• [WHAT IS REQUIRED]:
Write out every line of the material exactly as it appears.

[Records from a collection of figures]
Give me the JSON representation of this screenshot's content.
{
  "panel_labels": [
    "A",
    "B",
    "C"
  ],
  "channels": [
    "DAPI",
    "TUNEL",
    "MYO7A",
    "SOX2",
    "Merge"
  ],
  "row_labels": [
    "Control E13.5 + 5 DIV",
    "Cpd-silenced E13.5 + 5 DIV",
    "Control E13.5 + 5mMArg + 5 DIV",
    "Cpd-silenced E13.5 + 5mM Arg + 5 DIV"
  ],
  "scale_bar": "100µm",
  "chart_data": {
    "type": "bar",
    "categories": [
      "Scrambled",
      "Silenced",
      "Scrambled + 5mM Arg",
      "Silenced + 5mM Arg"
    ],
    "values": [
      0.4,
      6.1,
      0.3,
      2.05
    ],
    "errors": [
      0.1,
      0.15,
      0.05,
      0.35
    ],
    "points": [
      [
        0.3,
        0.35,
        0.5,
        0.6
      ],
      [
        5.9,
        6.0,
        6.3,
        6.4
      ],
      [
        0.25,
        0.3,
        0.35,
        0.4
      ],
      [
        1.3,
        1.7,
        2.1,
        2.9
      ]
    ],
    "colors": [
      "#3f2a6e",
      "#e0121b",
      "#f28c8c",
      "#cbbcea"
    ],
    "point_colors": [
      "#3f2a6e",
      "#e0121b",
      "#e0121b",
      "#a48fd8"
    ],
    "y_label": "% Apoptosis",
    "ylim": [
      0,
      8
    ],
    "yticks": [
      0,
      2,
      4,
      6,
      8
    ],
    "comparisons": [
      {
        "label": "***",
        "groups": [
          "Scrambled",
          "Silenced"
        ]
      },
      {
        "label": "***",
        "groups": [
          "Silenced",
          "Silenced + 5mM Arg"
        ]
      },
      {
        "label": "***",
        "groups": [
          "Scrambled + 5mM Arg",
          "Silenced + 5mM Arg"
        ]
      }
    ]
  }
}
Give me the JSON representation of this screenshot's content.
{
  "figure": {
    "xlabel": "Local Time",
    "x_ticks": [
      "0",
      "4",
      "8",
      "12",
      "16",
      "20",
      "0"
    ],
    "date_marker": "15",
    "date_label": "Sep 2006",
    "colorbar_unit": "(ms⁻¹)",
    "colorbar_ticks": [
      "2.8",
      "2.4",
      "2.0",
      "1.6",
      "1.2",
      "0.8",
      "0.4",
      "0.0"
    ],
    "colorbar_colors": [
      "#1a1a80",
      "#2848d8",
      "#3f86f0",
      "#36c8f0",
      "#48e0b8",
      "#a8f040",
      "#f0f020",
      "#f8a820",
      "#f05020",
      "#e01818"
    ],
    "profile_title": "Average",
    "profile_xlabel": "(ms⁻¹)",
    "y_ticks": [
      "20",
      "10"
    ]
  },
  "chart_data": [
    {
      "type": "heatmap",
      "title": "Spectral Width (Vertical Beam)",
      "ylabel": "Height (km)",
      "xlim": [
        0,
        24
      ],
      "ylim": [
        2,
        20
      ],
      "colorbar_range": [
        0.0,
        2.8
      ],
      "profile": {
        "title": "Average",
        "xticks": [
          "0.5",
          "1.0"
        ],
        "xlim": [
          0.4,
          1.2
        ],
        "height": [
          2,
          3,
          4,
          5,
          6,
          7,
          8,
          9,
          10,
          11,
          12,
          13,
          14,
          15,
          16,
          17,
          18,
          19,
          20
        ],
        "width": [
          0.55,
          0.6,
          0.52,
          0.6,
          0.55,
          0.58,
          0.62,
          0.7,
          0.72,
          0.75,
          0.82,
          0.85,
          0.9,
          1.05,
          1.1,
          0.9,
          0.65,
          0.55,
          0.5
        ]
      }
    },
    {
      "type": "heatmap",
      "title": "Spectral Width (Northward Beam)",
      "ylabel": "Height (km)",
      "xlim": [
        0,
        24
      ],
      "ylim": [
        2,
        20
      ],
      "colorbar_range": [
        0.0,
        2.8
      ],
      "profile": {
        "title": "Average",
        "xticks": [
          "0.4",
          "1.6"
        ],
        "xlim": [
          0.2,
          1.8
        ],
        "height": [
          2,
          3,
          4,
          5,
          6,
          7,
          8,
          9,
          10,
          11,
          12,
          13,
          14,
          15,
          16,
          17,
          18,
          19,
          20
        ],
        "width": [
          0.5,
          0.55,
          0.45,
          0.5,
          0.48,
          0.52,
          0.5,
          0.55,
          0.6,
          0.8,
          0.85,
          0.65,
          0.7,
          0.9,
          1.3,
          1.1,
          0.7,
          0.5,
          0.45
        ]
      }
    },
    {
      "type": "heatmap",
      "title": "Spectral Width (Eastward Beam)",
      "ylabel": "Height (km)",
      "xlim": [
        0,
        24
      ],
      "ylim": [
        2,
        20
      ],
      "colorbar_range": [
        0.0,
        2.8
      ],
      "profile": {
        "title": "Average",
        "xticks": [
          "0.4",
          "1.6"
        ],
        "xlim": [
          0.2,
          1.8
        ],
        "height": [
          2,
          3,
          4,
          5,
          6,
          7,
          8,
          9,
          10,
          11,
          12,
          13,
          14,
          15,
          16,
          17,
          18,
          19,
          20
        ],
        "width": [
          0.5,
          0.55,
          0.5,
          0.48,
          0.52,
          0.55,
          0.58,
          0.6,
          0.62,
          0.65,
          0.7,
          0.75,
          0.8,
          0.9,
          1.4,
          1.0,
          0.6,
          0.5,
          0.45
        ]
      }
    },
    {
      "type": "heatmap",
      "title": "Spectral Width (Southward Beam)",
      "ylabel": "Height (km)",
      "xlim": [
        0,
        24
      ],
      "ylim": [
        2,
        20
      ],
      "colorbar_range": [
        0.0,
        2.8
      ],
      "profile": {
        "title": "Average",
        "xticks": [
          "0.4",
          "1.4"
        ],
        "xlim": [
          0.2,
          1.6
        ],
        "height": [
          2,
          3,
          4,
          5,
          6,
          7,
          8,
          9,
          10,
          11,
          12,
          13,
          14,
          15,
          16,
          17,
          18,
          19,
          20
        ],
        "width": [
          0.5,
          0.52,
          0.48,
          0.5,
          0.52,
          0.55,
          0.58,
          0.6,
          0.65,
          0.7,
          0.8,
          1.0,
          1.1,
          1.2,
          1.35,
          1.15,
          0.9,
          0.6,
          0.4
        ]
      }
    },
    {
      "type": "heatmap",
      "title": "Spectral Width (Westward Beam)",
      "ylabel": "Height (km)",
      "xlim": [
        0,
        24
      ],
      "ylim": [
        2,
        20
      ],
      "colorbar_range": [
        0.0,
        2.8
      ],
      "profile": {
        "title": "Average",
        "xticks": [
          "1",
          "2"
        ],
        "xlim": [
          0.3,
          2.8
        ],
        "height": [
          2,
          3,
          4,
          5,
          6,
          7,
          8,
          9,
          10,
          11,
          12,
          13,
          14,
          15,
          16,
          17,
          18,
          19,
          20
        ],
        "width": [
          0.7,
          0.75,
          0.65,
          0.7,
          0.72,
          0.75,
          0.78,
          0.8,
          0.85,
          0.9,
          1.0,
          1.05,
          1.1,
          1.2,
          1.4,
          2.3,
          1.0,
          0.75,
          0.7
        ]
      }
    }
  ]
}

• [WORKED ANSWER]:
Give me the JSON representation of this screenshot's content.
{
  "panel_labels": [
    "A",
    "B",
    "C"
  ],
  "channels": [
    "DAPI",
    "TUNEL",
    "MYO7A",
    "SOX2",
    "Merge"
  ],
  "row_labels": [
    "Control E13.5 + 5 DIV",
    "Cpd-silenced E13.5 + 5 DIV",
    "Control E13.5 + 5mMArg + 5 DIV",
    "Cpd-silenced E13.5 + 5mM Arg + 5 DIV"
  ],
  "scale_bar": "100µm",
  "chart_data": {
    "type": "bar",
    "categories": [
      "Scrambled",
      "Silenced",
      "Scrambled + 5mM Arg",
      "Silenced + 5mM Arg"
    ],
    "values": [
      0.4,
      6.1,
      0.3,
      2.05
    ],
    "errors": [
      0.1,
      0.15,
      0.05,
      0.35
    ],
    "points": [
      [
        0.3,
        0.35,
        0.5,
        0.6
      ],
      [
        5.9,
        6.0,
        6.3,
        6.4
      ],
      [
        0.25,
        0.3,
        0.35,
        0.4
      ],
      [
        1.3,
        1.7,
        2.1,
        2.9
      ]
    ],
    "colors": [
      "#3f2a6e",
      "#e0121b",
      "#f28c8c",
      "#cbbcea"
    ],
    "point_colors": [
      "#3f2a6e",
      "#e0121b",
      "#e0121b",
      "#a48fd8"
    ],
    "y_label": "% Apoptosis",
    "ylim": [
      0,
      8
    ],
    "yticks": [
      0,
      2,
      4,
      6,
      8
    ],
    "comparisons": [
      {
        "label": "***",
        "groups": [
          "Scrambled",
          "Silenced"
        ]
      },
      {
        "label": "***",
        "groups": [
          "Silenced",
          "Silenced + 5mM Arg"
        ]
      },
      {
        "label": "***",
        "groups": [
          "Scrambled + 5mM Arg",
          "Silenced + 5mM Arg"
        ]
      }
    ]
  }
}
Give me the JSON representation of this screenshot's content.
{
  "figure": {
    "xlabel": "Local Time",
    "x_ticks": [
      "0",
      "4",
      "8",
      "12",
      "16",
      "20",
      "0"
    ],
    "date_marker": "15",
    "date_label": "Sep 2006",
    "colorbar_unit": "(ms⁻¹)",
    "colorbar_ticks": [
      "2.8",
      "2.4",
      "2.0",
      "1.6",
      "1.2",
      "0.8",
      "0.4",
      "0.0"
    ],
    "colorbar_colors": [
      "#1a1a80",
      "#2848d8",
      "#3f86f0",
      "#36c8f0",
      "#48e0b8",
      "#a8f040",
      "#f0f020",
      "#f8a820",
      "#f05020",
      "#e01818"
    ],
    "profile_title": "Average",
    "profile_xlabel": "(ms⁻¹)",
    "y_ticks": [
      "20",
      "10"
    ]
  },
  "chart_data": [
    {
      "type": "heatmap",
      "title": "Spectral Width (Vertical Beam)",
      "ylabel": "Height (km)",
      "xlim": [
        0,
        24
      ],
      "ylim": [
        2,
        20
      ],
      "colorbar_range": [
        0.0,
        2.8
      ],
      "profile": {
        "title": "Average",
        "xticks": [
          "0.5",
          "1.0"
        ],
        "xlim": [
          0.4,
          1.2
        ],
        "height": [
          2,
          3,
          4,
          5,
          6,
          7,
          8,
          9,
          10,
          11,
          12,
          13,
          14,
          15,
          16,
          17,
          18,
          19,
          20
        ],
        "width": [
          0.55,
          0.6,
          0.52,
          0.6,
          0.55,
          0.58,
          0.62,
          0.7,
          0.72,
          0.75,
          0.82,
          0.85,
          0.9,
          1.05,
          1.1,
          0.9,
          0.65,
          0.55,
          0.5
        ]
      }
    },
    {
      "type": "heatmap",
      "title": "Spectral Width (Northward Beam)",
      "ylabel": "Height (km)",
      "xlim": [
        0,
        24
      ],
      "ylim": [
        2,
        20
      ],
      "colorbar_range": [
        0.0,
        2.8
      ],
      "profile": {
        "title": "Average",
        "xticks": [
          "0.4",
          "1.6"
        ],
        "xlim": [
          0.2,
          1.8
        ],
        "height": [
          2,
          3,
          4,
          5,
          6,
          7,
          8,
          9,
          10,
          11,
          12,
          13,
          14,
          15,
          16,
          17,
          18,
          19,
          20
        ],
        "width": [
          0.5,
          0.55,
          0.45,
          0.5,
          0.48,
          0.52,
          0.5,
          0.55,
          0.6,
          0.8,
          0.85,
          0.65,
          0.7,
          0.9,
          1.3,
          1.1,
          0.7,
          0.5,
          0.45
        ]
      }
    },
    {
      "type": "heatmap",
      "title": "Spectral Width (Eastward Beam)",
      "ylabel": "Height (km)",
      "xlim": [
        0,
        24
      ],
      "ylim": [
        2,
        20
      ],
      "colorbar_range": [
        0.0,
        2.8
      ],
      "profile": {
        "title": "Average",
        "xticks": [
          "0.4",
          "1.6"
        ],
        "xlim": [
          0.2,
          1.8
        ],
        "height": [
          2,
          3,
          4,
          5,
          6,
          7,
          8,
          9,
          10,
          11,
          12,
          13,
          14,
          15,
          16,
          17,
          18,
          19,
          20
        ],
        "width": [
          0.5,
          0.55,
          0.5,
          0.48,
          0.52,
          0.55,
          0.58,
          0.6,
          0.62,
          0.65,
          0.7,
          0.75,
          0.8,
          0.9,
          1.4,
          1.0,
          0.6,
          0.5,
          0.45
        ]
      }
    },
    {
      "type": "heatmap",
      "title": "Spectral Width (Southward Beam)",
      "ylabel": "Height (km)",
      "xlim": [
        0,
        24
      ],
      "ylim": [
        2,
        20
      ],
      "colorbar_range": [
        0.0,
        2.8
      ],
      "profile": {
        "title": "Average",
        "xticks": [
          "0.4",
          "1.4"
        ],
        "xlim": [
          0.2,
          1.6
        ],
        "height": [
          2,
          3,
          4,
          5,
          6,
          7,
          8,
          9,
          10,
          11,
          12,
          13,
          14,
          15,
          16,
          17,
          18,
          19,
          20
        ],
        "width": [
          0.5,
          0.52,
          0.48,
          0.5,
          0.52,
          0.55,
          0.58,
          0.6,
          0.65,
          0.7,
          0.8,
          1.0,
          1.1,
          1.2,
          1.35,
          1.15,
          0.9,
          0.6,
          0.4
        ]
      }
    },
    {
      "type": "heatmap",
      "title": "Spectral Width (Westward Beam)",
      "ylabel": "Height (km)",
      "xlim": [
        0,
        24
      ],
      "ylim": [
        2,
        20
      ],
      "colorbar_range": [
        0.0,
        2.8
      ],
      "profile": {
        "title": "Average",
        "xticks": [
          "1",
          "2"
        ],
        "xlim": [
          0.3,
          2.8
        ],
        "height": [
          2,
          3,
          4,
          5,
          6,
          7,
          8,
          9,
          10,
          11,
          12,
          13,
          14,
          15,
          16,
          17,
          18,
          19,
          20
        ],
        "width": [
          0.7,
          0.75,
          0.65,
          0.7,
          0.72,
          0.75,
          0.78,
          0.8,
          0.85,
          0.9,
          1.0,
          1.05,
          1.1,
          1.2,
          1.4,
          2.3,
          1.0,
          0.75,
          0.7
        ]
      }
    }
  ]
}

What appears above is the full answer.